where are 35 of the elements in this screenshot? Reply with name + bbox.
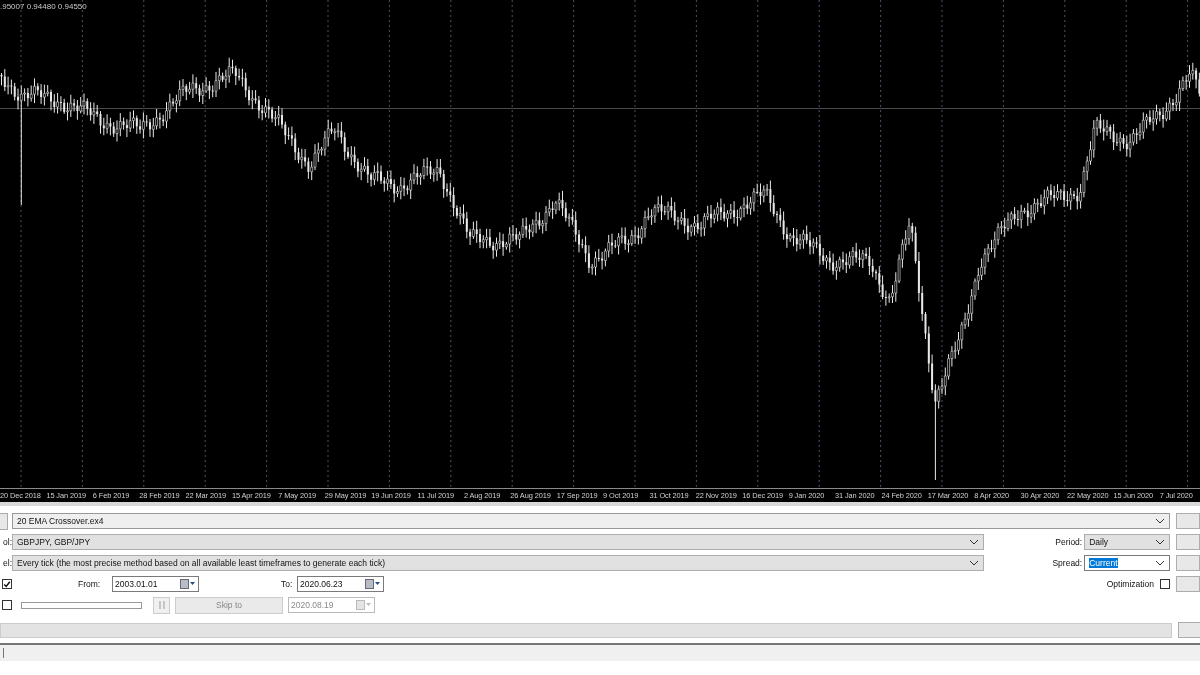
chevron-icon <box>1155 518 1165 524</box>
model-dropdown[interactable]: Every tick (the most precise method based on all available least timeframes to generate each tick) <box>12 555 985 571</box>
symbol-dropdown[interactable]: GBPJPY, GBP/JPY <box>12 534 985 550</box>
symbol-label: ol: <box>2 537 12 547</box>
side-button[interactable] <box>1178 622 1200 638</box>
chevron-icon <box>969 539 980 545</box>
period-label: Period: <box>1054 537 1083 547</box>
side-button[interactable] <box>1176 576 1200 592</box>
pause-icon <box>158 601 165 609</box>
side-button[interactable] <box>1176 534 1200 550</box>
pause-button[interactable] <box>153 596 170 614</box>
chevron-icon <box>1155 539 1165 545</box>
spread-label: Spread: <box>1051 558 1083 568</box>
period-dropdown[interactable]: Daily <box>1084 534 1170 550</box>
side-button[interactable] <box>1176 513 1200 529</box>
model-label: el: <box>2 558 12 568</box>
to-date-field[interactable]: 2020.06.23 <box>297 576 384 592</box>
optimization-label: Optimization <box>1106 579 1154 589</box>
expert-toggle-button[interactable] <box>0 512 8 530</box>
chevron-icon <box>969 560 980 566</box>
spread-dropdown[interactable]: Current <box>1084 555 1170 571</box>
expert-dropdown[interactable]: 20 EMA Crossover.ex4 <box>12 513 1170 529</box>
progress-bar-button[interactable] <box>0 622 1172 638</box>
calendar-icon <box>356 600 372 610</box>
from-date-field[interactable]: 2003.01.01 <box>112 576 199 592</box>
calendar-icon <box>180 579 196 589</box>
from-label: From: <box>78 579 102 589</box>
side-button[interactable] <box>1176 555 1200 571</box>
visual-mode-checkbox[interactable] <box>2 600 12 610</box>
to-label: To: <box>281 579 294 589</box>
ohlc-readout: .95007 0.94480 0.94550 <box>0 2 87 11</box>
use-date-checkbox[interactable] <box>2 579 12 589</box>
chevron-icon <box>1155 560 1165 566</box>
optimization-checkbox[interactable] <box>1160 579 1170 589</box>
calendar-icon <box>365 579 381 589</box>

...

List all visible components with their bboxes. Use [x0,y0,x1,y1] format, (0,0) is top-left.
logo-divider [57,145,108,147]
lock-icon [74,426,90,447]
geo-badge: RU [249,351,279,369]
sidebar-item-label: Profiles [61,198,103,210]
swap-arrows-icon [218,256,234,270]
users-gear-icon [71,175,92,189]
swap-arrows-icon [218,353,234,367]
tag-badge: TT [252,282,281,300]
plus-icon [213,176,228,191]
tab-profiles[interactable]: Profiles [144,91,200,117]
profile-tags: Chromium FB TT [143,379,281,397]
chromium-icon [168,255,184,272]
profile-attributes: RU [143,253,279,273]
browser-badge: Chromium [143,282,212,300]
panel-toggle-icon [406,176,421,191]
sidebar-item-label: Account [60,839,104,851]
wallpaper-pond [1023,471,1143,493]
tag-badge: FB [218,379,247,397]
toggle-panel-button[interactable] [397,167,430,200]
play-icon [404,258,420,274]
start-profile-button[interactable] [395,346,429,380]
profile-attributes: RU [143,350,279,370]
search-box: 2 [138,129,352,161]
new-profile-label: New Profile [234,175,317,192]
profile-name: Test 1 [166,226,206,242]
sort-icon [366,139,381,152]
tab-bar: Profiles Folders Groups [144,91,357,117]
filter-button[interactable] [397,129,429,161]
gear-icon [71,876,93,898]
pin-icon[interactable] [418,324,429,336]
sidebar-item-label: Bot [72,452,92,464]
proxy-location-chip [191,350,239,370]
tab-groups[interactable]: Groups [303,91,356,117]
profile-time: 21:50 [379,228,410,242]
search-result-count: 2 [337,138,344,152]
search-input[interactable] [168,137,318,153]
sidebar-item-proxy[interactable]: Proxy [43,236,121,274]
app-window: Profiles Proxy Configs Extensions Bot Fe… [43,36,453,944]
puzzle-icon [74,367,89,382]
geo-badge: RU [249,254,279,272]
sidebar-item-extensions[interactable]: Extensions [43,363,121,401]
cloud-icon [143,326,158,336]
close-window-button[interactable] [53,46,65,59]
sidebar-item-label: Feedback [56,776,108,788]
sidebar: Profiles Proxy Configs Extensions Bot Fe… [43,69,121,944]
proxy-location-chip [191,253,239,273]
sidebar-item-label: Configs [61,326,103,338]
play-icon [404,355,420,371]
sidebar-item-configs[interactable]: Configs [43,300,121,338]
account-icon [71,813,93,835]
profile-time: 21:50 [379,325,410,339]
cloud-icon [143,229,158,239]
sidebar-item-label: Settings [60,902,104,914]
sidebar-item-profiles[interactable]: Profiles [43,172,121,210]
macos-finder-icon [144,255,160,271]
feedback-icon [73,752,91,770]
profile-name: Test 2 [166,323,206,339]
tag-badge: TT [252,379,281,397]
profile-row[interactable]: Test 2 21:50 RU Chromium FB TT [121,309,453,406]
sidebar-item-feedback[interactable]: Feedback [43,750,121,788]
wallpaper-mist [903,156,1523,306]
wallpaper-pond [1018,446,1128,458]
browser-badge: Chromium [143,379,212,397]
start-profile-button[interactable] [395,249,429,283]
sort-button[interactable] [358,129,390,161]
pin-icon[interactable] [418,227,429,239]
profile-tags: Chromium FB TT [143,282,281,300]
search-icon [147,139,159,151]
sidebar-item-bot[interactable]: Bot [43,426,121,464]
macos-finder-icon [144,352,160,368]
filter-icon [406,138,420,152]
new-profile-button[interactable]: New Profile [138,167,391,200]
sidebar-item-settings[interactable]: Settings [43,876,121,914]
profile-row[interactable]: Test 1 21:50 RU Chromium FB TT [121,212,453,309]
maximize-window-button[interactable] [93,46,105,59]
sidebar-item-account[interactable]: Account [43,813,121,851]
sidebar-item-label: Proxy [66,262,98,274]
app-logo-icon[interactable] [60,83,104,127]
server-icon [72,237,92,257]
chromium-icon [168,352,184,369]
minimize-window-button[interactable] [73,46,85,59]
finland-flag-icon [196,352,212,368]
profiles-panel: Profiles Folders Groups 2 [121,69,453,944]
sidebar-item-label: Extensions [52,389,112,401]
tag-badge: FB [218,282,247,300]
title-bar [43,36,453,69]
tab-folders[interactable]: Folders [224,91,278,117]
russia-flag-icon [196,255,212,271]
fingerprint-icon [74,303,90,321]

• _Aim_
Retype the records starting at the line that contains "List all visible" and ending after the line that contains "toggle-panel-button[interactable] [397,167,430,200]".

• _Task solution_
List all visible components with their bboxes. Use [x0,y0,x1,y1] format, (0,0) is top-left.
logo-divider [57,145,108,147]
lock-icon [74,426,90,447]
geo-badge: RU [249,351,279,369]
sidebar-item-label: Profiles [61,198,103,210]
swap-arrows-icon [218,256,234,270]
users-gear-icon [71,175,92,189]
swap-arrows-icon [218,353,234,367]
tag-badge: TT [252,282,281,300]
plus-icon [213,176,228,191]
tab-profiles[interactable]: Profiles [144,91,200,117]
profile-tags: Chromium FB TT [143,379,281,397]
chromium-icon [168,255,184,272]
profile-attributes: RU [143,253,279,273]
browser-badge: Chromium [143,282,212,300]
panel-toggle-icon [406,176,421,191]
sidebar-item-label: Account [60,839,104,851]
wallpaper-pond [1023,471,1143,493]
tag-badge: FB [218,379,247,397]
toggle-panel-button[interactable] [397,167,430,200]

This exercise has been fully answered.